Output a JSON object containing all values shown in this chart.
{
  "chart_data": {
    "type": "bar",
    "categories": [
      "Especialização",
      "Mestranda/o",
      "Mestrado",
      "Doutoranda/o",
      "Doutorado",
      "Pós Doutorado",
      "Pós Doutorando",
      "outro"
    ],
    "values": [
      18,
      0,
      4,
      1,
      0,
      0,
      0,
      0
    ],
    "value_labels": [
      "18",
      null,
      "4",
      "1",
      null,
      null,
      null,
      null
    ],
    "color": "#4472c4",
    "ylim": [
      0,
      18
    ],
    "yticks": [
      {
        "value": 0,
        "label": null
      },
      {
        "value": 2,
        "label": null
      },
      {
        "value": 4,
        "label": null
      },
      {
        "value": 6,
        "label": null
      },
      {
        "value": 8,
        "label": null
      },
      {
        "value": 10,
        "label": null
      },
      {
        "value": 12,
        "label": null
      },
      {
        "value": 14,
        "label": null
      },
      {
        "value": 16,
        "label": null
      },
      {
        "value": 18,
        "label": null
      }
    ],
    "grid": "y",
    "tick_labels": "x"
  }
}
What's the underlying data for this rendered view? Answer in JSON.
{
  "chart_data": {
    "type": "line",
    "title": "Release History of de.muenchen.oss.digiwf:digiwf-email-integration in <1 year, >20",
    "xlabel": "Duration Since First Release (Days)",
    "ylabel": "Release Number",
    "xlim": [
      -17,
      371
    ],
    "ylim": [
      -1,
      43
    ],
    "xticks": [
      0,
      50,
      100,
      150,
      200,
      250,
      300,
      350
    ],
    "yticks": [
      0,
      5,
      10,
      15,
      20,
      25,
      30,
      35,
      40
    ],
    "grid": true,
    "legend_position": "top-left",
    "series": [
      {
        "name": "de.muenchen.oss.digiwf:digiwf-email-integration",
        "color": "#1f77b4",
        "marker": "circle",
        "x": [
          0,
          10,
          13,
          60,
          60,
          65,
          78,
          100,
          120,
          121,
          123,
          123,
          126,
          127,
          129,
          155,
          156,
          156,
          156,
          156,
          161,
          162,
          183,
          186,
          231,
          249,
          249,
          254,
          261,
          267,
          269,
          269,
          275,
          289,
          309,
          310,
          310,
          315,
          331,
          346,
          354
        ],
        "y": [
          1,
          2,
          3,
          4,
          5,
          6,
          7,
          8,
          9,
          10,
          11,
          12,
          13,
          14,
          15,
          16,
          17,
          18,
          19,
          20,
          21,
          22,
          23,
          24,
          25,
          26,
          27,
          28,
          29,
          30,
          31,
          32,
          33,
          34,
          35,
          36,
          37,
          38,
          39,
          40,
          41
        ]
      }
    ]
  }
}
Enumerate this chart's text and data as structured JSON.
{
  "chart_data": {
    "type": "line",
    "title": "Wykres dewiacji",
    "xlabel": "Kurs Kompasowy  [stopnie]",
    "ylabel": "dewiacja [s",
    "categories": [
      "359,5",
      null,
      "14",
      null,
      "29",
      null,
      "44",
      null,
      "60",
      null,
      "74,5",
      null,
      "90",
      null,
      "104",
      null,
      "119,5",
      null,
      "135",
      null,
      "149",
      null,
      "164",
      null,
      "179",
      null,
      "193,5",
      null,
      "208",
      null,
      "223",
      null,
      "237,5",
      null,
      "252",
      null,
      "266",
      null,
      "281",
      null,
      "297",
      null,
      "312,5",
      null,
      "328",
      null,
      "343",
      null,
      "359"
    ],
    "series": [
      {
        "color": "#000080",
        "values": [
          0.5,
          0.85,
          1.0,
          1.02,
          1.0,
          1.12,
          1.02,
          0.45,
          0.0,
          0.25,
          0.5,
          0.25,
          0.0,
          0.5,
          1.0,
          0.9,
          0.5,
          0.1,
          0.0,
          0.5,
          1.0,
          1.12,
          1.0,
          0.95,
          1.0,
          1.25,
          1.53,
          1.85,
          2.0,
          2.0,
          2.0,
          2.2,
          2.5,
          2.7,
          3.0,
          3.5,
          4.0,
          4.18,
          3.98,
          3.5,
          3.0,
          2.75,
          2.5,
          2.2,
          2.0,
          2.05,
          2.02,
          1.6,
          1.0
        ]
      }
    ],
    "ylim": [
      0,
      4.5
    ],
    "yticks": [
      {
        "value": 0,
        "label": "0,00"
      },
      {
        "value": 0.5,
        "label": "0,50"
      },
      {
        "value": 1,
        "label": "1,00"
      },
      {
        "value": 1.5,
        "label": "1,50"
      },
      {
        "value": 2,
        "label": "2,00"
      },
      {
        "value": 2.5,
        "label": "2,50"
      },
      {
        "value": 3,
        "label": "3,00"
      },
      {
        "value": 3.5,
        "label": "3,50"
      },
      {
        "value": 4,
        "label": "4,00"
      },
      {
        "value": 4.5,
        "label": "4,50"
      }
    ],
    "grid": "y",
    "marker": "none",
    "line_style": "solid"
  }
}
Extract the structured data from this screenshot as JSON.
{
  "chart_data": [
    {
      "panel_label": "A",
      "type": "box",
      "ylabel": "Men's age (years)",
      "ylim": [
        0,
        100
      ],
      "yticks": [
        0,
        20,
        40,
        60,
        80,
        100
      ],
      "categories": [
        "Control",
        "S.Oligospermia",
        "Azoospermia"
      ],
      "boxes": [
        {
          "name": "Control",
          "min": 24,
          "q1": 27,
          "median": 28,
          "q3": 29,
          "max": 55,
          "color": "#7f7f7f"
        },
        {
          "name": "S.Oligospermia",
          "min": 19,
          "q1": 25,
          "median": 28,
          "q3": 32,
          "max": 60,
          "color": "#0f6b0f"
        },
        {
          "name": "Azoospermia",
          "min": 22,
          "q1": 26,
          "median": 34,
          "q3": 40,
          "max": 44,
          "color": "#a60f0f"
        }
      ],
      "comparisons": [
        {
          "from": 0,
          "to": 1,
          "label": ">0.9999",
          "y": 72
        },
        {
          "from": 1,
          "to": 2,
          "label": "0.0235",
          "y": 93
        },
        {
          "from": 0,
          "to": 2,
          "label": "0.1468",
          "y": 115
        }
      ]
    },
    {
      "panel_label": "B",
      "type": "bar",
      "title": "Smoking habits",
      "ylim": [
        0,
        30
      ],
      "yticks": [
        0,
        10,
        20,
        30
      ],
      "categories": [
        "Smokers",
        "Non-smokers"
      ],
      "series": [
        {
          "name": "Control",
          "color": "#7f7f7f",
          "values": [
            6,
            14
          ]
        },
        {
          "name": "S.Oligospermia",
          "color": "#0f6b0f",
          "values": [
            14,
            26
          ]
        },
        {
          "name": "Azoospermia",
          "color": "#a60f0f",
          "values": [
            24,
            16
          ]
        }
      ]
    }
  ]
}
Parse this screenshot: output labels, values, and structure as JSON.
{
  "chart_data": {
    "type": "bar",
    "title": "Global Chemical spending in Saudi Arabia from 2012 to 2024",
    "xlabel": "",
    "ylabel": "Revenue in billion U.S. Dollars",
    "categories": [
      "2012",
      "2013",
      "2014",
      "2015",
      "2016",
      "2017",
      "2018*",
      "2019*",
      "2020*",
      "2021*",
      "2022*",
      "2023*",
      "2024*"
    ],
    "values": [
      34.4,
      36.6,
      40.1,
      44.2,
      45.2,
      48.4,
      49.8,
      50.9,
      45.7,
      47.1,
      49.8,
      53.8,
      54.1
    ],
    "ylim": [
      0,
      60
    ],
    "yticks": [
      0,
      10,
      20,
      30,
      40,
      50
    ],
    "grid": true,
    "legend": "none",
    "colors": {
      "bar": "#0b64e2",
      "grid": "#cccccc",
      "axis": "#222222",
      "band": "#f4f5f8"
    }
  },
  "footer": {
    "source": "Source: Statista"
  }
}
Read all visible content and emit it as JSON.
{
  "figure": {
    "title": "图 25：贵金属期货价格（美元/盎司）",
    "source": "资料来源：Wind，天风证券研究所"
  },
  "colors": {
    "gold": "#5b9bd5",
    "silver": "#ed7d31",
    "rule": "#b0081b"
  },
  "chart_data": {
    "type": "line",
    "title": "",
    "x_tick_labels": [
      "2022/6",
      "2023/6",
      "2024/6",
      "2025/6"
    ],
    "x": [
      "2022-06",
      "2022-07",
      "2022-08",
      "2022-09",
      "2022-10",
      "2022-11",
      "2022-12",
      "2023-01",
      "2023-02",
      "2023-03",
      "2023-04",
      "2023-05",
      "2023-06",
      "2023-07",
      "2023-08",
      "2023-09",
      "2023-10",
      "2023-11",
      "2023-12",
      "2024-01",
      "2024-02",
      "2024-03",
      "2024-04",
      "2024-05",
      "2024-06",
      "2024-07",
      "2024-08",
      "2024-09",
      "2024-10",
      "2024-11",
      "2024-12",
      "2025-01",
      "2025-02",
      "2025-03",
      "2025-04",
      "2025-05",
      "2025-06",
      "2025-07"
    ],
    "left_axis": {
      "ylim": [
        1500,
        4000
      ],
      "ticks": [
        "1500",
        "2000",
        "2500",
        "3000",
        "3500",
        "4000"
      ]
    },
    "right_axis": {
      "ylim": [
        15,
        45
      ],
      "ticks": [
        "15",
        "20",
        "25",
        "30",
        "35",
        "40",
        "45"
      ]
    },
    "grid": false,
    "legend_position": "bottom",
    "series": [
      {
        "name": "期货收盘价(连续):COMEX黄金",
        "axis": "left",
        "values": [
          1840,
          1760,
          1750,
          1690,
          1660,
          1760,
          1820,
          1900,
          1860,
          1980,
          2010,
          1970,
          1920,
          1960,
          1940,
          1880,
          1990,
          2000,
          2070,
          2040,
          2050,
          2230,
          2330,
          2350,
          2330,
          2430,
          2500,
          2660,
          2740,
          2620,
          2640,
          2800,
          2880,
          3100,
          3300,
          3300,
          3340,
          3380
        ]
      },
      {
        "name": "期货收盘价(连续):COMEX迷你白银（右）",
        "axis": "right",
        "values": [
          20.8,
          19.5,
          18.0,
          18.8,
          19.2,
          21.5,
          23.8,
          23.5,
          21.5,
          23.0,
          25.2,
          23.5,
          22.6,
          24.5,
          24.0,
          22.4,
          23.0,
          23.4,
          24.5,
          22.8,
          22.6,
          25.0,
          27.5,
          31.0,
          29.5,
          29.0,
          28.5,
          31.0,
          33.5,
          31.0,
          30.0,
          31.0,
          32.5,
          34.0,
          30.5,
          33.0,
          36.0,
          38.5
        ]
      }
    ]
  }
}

(Stated exercise) Check each line above for "xlabel" and return the ones that have it.

(Task result)
    "xlabel": "Duration Since First Release (Days)",
    "xlabel": "Kurs Kompasowy  [stopnie]",
    "xlabel": "",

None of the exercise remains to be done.